→ WHAT THE TASK ASKS
Would you return the complete listing below word for word?

→ RECORDS
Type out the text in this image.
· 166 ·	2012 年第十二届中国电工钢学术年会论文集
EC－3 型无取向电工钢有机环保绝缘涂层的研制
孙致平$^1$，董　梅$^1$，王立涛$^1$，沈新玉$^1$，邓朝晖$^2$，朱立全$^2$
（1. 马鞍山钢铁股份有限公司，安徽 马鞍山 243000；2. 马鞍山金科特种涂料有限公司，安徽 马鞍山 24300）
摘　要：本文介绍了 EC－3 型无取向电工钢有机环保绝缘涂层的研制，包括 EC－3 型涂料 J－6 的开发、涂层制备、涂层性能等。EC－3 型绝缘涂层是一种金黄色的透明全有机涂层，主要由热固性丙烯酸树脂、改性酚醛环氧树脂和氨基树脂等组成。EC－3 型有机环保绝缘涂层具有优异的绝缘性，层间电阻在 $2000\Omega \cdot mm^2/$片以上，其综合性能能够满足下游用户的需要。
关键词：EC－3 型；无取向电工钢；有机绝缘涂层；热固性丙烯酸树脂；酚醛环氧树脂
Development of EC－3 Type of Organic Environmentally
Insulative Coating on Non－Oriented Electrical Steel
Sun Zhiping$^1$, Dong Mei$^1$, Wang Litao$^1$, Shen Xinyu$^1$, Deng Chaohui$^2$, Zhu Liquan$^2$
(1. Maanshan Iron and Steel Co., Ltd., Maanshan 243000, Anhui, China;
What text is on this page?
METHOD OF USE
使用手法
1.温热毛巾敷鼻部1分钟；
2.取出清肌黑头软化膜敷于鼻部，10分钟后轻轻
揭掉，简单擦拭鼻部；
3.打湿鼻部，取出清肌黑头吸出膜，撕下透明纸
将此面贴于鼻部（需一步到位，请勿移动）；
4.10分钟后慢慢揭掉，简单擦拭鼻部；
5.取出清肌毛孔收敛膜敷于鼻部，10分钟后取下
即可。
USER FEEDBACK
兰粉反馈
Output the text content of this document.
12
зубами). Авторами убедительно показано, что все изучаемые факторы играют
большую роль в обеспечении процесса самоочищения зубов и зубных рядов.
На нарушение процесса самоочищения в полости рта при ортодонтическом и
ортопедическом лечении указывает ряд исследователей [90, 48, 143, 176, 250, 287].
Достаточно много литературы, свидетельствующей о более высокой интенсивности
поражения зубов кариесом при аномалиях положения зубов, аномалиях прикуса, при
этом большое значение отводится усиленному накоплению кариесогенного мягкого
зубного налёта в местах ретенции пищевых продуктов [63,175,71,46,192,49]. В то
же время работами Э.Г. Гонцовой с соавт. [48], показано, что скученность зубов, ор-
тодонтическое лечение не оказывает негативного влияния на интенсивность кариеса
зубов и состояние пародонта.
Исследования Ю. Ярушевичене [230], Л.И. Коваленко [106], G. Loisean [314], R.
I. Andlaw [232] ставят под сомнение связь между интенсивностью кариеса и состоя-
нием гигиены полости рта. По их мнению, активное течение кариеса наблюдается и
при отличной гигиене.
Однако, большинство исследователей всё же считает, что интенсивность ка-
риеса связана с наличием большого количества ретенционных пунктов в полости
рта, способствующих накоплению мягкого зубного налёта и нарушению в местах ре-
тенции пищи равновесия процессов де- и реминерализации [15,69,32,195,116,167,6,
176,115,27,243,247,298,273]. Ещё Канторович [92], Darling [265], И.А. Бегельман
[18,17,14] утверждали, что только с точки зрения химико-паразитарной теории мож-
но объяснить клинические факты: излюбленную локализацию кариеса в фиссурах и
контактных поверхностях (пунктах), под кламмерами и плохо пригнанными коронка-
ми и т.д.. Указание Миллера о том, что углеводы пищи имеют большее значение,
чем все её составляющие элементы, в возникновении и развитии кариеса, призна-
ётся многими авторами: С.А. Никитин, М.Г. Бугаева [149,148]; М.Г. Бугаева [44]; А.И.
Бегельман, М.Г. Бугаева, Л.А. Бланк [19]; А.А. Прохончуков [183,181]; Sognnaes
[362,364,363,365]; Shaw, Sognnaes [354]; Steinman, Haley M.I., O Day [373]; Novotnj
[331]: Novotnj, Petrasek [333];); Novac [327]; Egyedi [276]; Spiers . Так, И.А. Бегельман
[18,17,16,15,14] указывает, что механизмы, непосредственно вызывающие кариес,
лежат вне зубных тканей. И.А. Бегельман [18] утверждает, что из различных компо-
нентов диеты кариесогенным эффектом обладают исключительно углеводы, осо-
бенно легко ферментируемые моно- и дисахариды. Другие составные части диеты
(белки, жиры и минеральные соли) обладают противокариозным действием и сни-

→ SOLUTION TO THE PROBLEM
Type out the text in this image.
· 166 ·	2012 年第十二届中国电工钢学术年会论文集
EC－3 型无取向电工钢有机环保绝缘涂层的研制
孙致平$^1$，董　梅$^1$，王立涛$^1$，沈新玉$^1$，邓朝晖$^2$，朱立全$^2$
（1. 马鞍山钢铁股份有限公司，安徽 马鞍山 243000；2. 马鞍山金科特种涂料有限公司，安徽 马鞍山 24300）
摘　要：本文介绍了 EC－3 型无取向电工钢有机环保绝缘涂层的研制，包括 EC－3 型涂料 J－6 的开发、涂层制备、涂层性能等。EC－3 型绝缘涂层是一种金黄色的透明全有机涂层，主要由热固性丙烯酸树脂、改性酚醛环氧树脂和氨基树脂等组成。EC－3 型有机环保绝缘涂层具有优异的绝缘性，层间电阻在 $2000\Omega \cdot mm^2/$片以上，其综合性能能够满足下游用户的需要。
关键词：EC－3 型；无取向电工钢；有机绝缘涂层；热固性丙烯酸树脂；酚醛环氧树脂
Development of EC－3 Type of Organic Environmentally
Insulative Coating on Non－Oriented Electrical Steel
Sun Zhiping$^1$, Dong Mei$^1$, Wang Litao$^1$, Shen Xinyu$^1$, Deng Chaohui$^2$, Zhu Liquan$^2$
(1. Maanshan Iron and Steel Co., Ltd., Maanshan 243000, Anhui, China;
What text is on this page?
METHOD OF USE
使用手法
1.温热毛巾敷鼻部1分钟；
2.取出清肌黑头软化膜敷于鼻部，10分钟后轻轻
揭掉，简单擦拭鼻部；
3.打湿鼻部，取出清肌黑头吸出膜，撕下透明纸
将此面贴于鼻部（需一步到位，请勿移动）；
4.10分钟后慢慢揭掉，简单擦拭鼻部；
5.取出清肌毛孔收敛膜敷于鼻部，10分钟后取下
即可。
USER FEEDBACK
兰粉反馈
Output the text content of this document.
12
зубами). Авторами убедительно показано, что все изучаемые факторы играют
большую роль в обеспечении процесса самоочищения зубов и зубных рядов.
На нарушение процесса самоочищения в полости рта при ортодонтическом и
ортопедическом лечении указывает ряд исследователей [90, 48, 143, 176, 250, 287].
Достаточно много литературы, свидетельствующей о более высокой интенсивности
поражения зубов кариесом при аномалиях положения зубов, аномалиях прикуса, при
этом большое значение отводится усиленному накоплению кариесогенного мягкого
зубного налёта в местах ретенции пищевых продуктов [63,175,71,46,192,49]. В то
же время работами Э.Г. Гонцовой с соавт. [48], показано, что скученность зубов, ор-
тодонтическое лечение не оказывает негативного влияния на интенсивность кариеса
зубов и состояние пародонта.
Исследования Ю. Ярушевичене [230], Л.И. Коваленко [106], G. Loisean [314], R.
I. Andlaw [232] ставят под сомнение связь между интенсивностью кариеса и состоя-
нием гигиены полости рта. По их мнению, активное течение кариеса наблюдается и
при отличной гигиене.
Однако, большинство исследователей всё же считает, что интенсивность ка-
риеса связана с наличием большого количества ретенционных пунктов в полости
рта, способствующих накоплению мягкого зубного налёта и нарушению в местах ре-
тенции пищи равновесия процессов де- и реминерализации [15,69,32,195,116,167,6,
176,115,27,243,247,298,273]. Ещё Канторович [92], Darling [265], И.А. Бегельман
[18,17,14] утверждали, что только с точки зрения химико-паразитарной теории мож-
но объяснить клинические факты: излюбленную локализацию кариеса в фиссурах и
контактных поверхностях (пунктах), под кламмерами и плохо пригнанными коронка-
ми и т.д.. Указание Миллера о том, что углеводы пищи имеют большее значение,
чем все её составляющие элементы, в возникновении и развитии кариеса, призна-
ётся многими авторами: С.А. Никитин, М.Г. Бугаева [149,148]; М.Г. Бугаева [44]; А.И.
Бегельман, М.Г. Бугаева, Л.А. Бланк [19]; А.А. Прохончуков [183,181]; Sognnaes
[362,364,363,365]; Shaw, Sognnaes [354]; Steinman, Haley M.I., O Day [373]; Novotnj
[331]: Novotnj, Petrasek [333];); Novac [327]; Egyedi [276]; Spiers . Так, И.А. Бегельман
[18,17,16,15,14] указывает, что механизмы, непосредственно вызывающие кариес,
лежат вне зубных тканей. И.А. Бегельман [18] утверждает, что из различных компо-
нентов диеты кариесогенным эффектом обладают исключительно углеводы, осо-
бенно легко ферментируемые моно- и дисахариды. Другие составные части диеты
(белки, жиры и минеральные соли) обладают противокариозным действием и сни-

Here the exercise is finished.